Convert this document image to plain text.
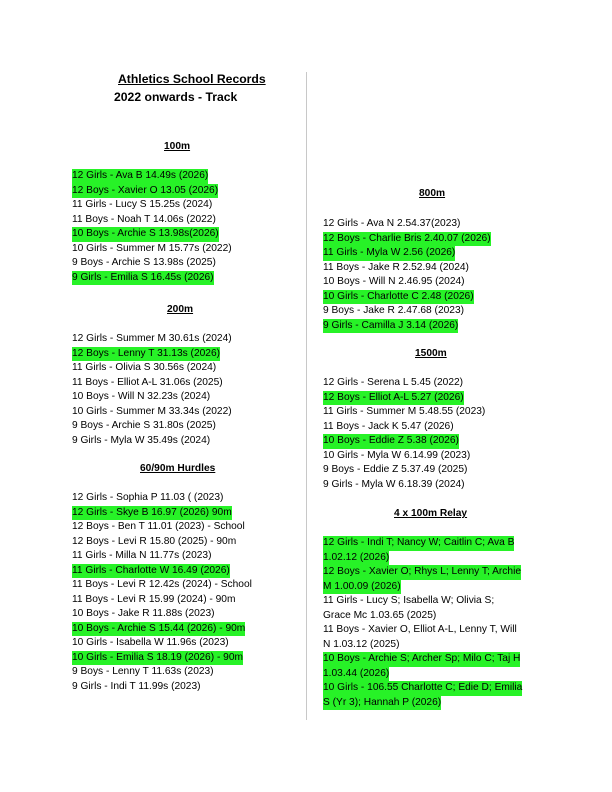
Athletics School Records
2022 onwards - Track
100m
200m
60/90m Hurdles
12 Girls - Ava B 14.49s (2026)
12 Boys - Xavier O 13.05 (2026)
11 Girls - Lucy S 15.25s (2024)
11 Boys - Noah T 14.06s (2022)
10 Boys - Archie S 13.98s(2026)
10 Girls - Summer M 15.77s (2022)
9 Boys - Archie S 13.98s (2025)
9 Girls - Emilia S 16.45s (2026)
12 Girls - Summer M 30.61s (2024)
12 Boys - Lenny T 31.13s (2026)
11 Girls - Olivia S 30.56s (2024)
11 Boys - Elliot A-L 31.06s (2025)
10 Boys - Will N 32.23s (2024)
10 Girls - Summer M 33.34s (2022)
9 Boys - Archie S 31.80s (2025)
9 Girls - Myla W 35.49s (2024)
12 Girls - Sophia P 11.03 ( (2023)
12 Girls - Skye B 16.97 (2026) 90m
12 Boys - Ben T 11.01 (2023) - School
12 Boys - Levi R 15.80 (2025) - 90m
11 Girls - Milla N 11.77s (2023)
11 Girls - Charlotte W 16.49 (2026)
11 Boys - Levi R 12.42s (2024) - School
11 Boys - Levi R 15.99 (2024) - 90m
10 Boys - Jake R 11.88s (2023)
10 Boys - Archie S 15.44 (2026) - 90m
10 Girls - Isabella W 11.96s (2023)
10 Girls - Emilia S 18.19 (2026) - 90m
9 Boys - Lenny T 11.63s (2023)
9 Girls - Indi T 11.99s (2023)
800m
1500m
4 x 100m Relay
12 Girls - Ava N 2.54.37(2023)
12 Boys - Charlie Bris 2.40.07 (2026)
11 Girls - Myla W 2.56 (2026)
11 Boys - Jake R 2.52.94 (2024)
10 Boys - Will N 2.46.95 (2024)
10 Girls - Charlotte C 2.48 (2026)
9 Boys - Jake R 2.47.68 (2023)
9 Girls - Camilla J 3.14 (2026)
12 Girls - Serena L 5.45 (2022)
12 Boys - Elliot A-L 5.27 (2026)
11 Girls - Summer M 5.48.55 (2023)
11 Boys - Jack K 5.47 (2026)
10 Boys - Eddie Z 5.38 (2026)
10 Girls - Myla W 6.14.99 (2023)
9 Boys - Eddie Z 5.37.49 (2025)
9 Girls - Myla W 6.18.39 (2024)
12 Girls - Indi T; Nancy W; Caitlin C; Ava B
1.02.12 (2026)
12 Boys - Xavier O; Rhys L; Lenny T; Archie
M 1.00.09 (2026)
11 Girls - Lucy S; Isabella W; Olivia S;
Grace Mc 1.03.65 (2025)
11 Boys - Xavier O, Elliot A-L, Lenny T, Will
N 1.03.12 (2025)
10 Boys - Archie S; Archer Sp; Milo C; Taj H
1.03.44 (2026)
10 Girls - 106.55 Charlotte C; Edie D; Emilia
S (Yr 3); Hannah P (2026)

----------

- [GOAL OF THE EXERCISE] Pull out all lines containing the word "Emilia" from the entries above.

- [SOLUTION FOR THIS EXERCISE]
9 Girls - Emilia S 16.45s (2026)
10 Girls - Emilia S 18.19 (2026) - 90m
10 Girls - 106.55 Charlotte C; Edie D; Emilia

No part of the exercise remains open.